### EXERCISE TASK:
Transcribe the entries below exactly; leave every image out.

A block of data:
==================================================
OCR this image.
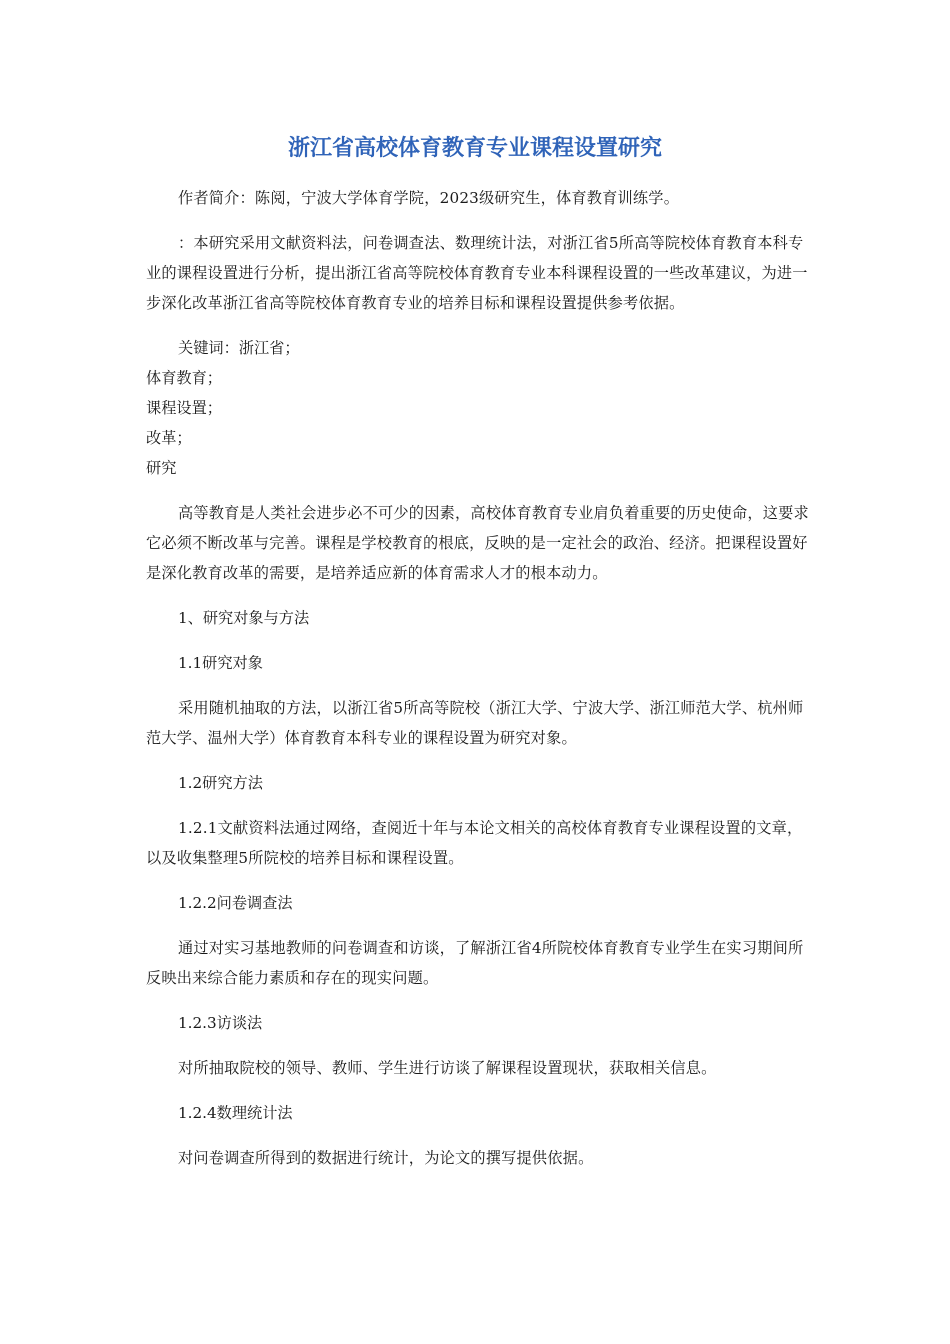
浙江省高校体育教育专业课程设置研究

作者简介：陈阅，宁波大学体育学院，2023级研究生，体育教育训练学。

：本研究采用文献资料法，问卷调查法、数理统计法，对浙江省5所高等院校体育教育本科专业的课程设置进行分析，提出浙江省高等院校体育教育专业本科课程设置的一些改革建议，为进一步深化改革浙江省高等院校体育教育专业的培养目标和课程设置提供参考依据。

关键词：浙江省；

体育教育；

课程设置；

改革；

研究

高等教育是人类社会进步必不可少的因素，高校体育教育专业肩负着重要的历史使命，这要求它必须不断改革与完善。课程是学校教育的根底，反映的是一定社会的政治、经济。把课程设置好是深化教育改革的需要，是培养适应新的体育需求人才的根本动力。

1、研究对象与方法

1.1研究对象

采用随机抽取的方法，以浙江省5所高等院校（浙江大学、宁波大学、浙江师范大学、杭州师范大学、温州大学）体育教育本科专业的课程设置为研究对象。

1.2研究方法

1.2.1文献资料法通过网络，查阅近十年与本论文相关的高校体育教育专业课程设置的文章，以及收集整理5所院校的培养目标和课程设置。

1.2.2问卷调查法

通过对实习基地教师的问卷调查和访谈，了解浙江省4所院校体育教育专业学生在实习期间所反映出来综合能力素质和存在的现实问题。

1.2.3访谈法

对所抽取院校的领导、教师、学生进行访谈了解课程设置现状，获取相关信息。

1.2.4数理统计法

对问卷调查所得到的数据进行统计，为论文的撰写提供依据。
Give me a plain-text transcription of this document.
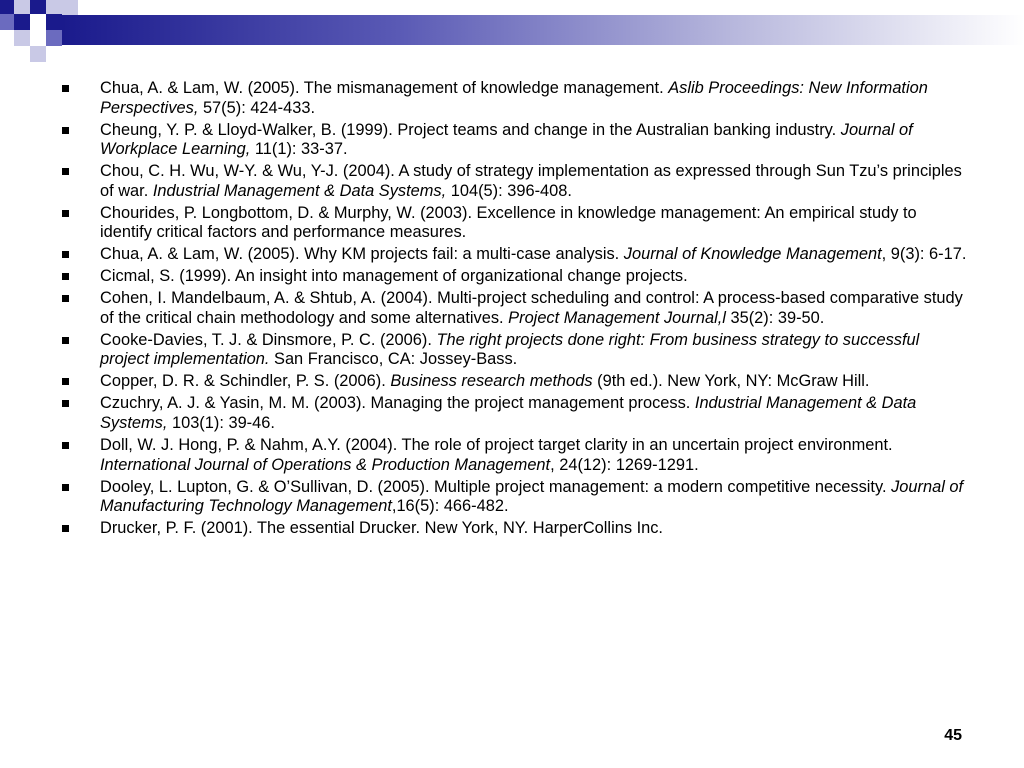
Chua, A. & Lam, W. (2005). The mismanagement of knowledge management. Aslib Proceedings: New Information Perspectives, 57(5): 424-433.
Cheung, Y. P. & Lloyd-Walker, B. (1999). Project teams and change in the Australian banking industry. Journal of Workplace Learning, 11(1): 33-37.
Chou, C. H. Wu, W-Y. & Wu, Y-J. (2004). A study of strategy implementation as expressed through Sun Tzu’s principles of war. Industrial Management & Data Systems, 104(5): 396-408.
Chourides, P. Longbottom, D. & Murphy, W. (2003). Excellence in knowledge management: An empirical study to identify critical factors and performance measures.
Chua, A. & Lam, W. (2005). Why KM projects fail: a multi-case analysis. Journal of Knowledge Management, 9(3): 6-17.
Cicmal, S. (1999). An insight into management of organizational change projects.
Cohen, I. Mandelbaum, A. & Shtub, A. (2004). Multi-project scheduling and control: A process-based comparative study of the critical chain methodology and some alternatives. Project Management Journal,l 35(2): 39-50.
Cooke-Davies, T. J. & Dinsmore, P. C. (2006). The right projects done right: From business strategy to successful project implementation. San Francisco, CA: Jossey-Bass.
Copper, D. R. & Schindler, P. S. (2006). Business research methods (9th ed.). New York, NY: McGraw Hill.
Czuchry, A. J. & Yasin, M. M. (2003). Managing the project management process. Industrial Management & Data Systems, 103(1): 39-46.
Doll, W. J. Hong, P. & Nahm, A.Y. (2004). The role of project target clarity in an uncertain project environment. International Journal of Operations & Production Management, 24(12): 1269-1291.
Dooley, L. Lupton, G. & O’Sullivan, D. (2005). Multiple project management: a modern competitive necessity. Journal of Manufacturing Technology Management,16(5): 466-482.
Drucker, P. F. (2001). The essential Drucker. New York, NY. HarperCollins Inc.
45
==================================================
### RESULT FOR THIS TASK:
OCR this image.
浙江省高校体育教育专业课程设置研究

作者简介：陈阅，宁波大学体育学院，2023级研究生，体育教育训练学。

：本研究采用文献资料法，问卷调查法、数理统计法，对浙江省5所高等院校体育教育本科专业的课程设置进行分析，提出浙江省高等院校体育教育专业本科课程设置的一些改革建议，为进一步深化改革浙江省高等院校体育教育专业的培养目标和课程设置提供参考依据。

关键词：浙江省；

体育教育；

课程设置；

改革；

研究

高等教育是人类社会进步必不可少的因素，高校体育教育专业肩负着重要的历史使命，这要求它必须不断改革与完善。课程是学校教育的根底，反映的是一定社会的政治、经济。把课程设置好是深化教育改革的需要，是培养适应新的体育需求人才的根本动力。

1、研究对象与方法

1.1研究对象

采用随机抽取的方法，以浙江省5所高等院校（浙江大学、宁波大学、浙江师范大学、杭州师范大学、温州大学）体育教育本科专业的课程设置为研究对象。

1.2研究方法

1.2.1文献资料法通过网络，查阅近十年与本论文相关的高校体育教育专业课程设置的文章，以及收集整理5所院校的培养目标和课程设置。

1.2.2问卷调查法

通过对实习基地教师的问卷调查和访谈，了解浙江省4所院校体育教育专业学生在实习期间所反映出来综合能力素质和存在的现实问题。

1.2.3访谈法

对所抽取院校的领导、教师、学生进行访谈了解课程设置现状，获取相关信息。

1.2.4数理统计法

对问卷调查所得到的数据进行统计，为论文的撰写提供依据。
Give me a plain-text transcription of this document.
Chua, A. & Lam, W. (2005). The mismanagement of knowledge management. Aslib Proceedings: New Information Perspectives, 57(5): 424-433.
Cheung, Y. P. & Lloyd-Walker, B. (1999). Project teams and change in the Australian banking industry. Journal of Workplace Learning, 11(1): 33-37.
Chou, C. H. Wu, W-Y. & Wu, Y-J. (2004). A study of strategy implementation as expressed through Sun Tzu’s principles of war. Industrial Management & Data Systems, 104(5): 396-408.
Chourides, P. Longbottom, D. & Murphy, W. (2003). Excellence in knowledge management: An empirical study to identify critical factors and performance measures.
Chua, A. & Lam, W. (2005). Why KM projects fail: a multi-case analysis. Journal of Knowledge Management, 9(3): 6-17.
Cicmal, S. (1999). An insight into management of organizational change projects.
Cohen, I. Mandelbaum, A. & Shtub, A. (2004). Multi-project scheduling and control: A process-based comparative study of the critical chain methodology and some alternatives. Project Management Journal,l 35(2): 39-50.
Cooke-Davies, T. J. & Dinsmore, P. C. (2006). The right projects done right: From business strategy to successful project implementation. San Francisco, CA: Jossey-Bass.
Copper, D. R. & Schindler, P. S. (2006). Business research methods (9th ed.). New York, NY: McGraw Hill.
Czuchry, A. J. & Yasin, M. M. (2003). Managing the project management process. Industrial Management & Data Systems, 103(1): 39-46.
Doll, W. J. Hong, P. & Nahm, A.Y. (2004). The role of project target clarity in an uncertain project environment. International Journal of Operations & Production Management, 24(12): 1269-1291.
Dooley, L. Lupton, G. & O’Sullivan, D. (2005). Multiple project management: a modern competitive necessity. Journal of Manufacturing Technology Management,16(5): 466-482.
Drucker, P. F. (2001). The essential Drucker. New York, NY. HarperCollins Inc.
45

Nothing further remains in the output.